State the number of lines in the material below that have "grid" in them, without any other text.

-- Start TASK MATERIAL --

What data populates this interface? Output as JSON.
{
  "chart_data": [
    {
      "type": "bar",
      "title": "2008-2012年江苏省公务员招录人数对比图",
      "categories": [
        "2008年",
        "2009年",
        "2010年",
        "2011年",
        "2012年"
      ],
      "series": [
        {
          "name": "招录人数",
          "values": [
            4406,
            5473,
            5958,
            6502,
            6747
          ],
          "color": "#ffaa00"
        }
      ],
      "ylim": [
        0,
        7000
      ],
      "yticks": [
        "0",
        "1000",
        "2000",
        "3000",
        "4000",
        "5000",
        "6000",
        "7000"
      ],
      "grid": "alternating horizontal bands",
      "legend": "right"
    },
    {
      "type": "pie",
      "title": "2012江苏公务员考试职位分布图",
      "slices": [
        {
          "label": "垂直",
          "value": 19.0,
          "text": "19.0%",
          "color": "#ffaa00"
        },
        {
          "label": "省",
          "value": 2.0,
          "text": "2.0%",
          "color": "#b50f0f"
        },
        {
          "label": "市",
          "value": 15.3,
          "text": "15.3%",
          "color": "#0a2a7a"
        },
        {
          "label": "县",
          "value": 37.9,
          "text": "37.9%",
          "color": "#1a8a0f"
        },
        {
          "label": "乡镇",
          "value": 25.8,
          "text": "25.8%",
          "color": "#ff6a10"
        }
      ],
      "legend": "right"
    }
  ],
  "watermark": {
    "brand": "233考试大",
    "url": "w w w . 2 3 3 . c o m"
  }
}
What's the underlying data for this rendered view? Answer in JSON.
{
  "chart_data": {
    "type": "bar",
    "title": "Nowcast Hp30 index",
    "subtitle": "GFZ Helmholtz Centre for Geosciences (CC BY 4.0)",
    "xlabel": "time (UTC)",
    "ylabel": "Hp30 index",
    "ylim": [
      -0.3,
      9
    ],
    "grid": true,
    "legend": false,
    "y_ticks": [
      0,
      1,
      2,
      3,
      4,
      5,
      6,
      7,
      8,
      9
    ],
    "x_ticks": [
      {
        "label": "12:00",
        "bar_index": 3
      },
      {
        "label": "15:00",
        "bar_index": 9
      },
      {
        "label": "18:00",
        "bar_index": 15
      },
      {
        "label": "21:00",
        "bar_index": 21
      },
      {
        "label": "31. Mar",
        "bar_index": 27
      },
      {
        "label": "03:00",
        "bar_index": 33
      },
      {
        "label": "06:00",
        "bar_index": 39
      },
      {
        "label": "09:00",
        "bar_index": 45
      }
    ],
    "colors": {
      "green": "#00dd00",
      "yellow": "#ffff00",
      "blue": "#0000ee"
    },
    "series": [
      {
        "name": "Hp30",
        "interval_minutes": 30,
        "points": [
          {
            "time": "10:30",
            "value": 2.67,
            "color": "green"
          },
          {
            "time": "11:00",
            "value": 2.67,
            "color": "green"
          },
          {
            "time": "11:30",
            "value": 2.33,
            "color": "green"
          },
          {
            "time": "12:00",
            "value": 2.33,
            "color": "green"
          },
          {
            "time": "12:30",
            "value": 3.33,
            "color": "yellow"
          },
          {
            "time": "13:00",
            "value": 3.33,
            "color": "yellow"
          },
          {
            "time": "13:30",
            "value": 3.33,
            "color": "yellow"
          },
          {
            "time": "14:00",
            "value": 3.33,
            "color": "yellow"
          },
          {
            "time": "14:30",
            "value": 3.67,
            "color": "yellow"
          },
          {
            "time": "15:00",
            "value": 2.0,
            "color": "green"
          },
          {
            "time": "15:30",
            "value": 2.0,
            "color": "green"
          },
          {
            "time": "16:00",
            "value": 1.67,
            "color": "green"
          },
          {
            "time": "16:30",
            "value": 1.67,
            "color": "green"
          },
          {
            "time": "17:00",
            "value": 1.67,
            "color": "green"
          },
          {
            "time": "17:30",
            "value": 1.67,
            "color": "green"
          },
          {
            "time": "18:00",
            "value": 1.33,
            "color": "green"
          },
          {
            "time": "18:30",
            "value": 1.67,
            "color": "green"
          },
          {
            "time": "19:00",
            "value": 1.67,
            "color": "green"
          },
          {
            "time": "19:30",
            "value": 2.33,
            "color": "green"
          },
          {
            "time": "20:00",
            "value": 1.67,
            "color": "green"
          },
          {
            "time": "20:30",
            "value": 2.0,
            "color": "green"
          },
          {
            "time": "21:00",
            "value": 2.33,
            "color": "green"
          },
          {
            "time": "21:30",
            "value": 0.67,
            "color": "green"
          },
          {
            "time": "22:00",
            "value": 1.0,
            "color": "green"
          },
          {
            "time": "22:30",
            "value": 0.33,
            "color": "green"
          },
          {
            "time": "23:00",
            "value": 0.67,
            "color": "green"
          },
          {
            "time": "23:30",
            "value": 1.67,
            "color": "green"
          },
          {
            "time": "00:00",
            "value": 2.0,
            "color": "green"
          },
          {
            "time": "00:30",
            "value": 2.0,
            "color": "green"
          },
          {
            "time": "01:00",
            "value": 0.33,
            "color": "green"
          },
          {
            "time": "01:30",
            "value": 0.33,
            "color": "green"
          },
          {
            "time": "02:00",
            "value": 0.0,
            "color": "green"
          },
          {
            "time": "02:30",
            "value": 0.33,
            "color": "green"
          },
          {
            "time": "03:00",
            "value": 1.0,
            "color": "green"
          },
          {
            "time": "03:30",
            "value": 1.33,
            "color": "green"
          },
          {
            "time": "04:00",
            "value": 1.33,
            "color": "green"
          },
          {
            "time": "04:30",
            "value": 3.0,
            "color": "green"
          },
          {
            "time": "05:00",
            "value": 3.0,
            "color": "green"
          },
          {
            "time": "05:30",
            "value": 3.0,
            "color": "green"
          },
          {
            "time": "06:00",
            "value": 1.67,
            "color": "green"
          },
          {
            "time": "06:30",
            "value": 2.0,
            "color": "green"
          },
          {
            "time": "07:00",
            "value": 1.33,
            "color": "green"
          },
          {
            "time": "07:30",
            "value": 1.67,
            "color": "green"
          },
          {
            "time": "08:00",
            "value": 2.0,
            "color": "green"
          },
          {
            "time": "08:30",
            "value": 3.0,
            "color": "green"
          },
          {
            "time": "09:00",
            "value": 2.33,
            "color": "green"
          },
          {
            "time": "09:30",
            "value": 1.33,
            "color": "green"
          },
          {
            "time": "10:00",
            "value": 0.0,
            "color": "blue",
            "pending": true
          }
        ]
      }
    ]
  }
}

-- End TASK MATERIAL --

## OUTPUT
2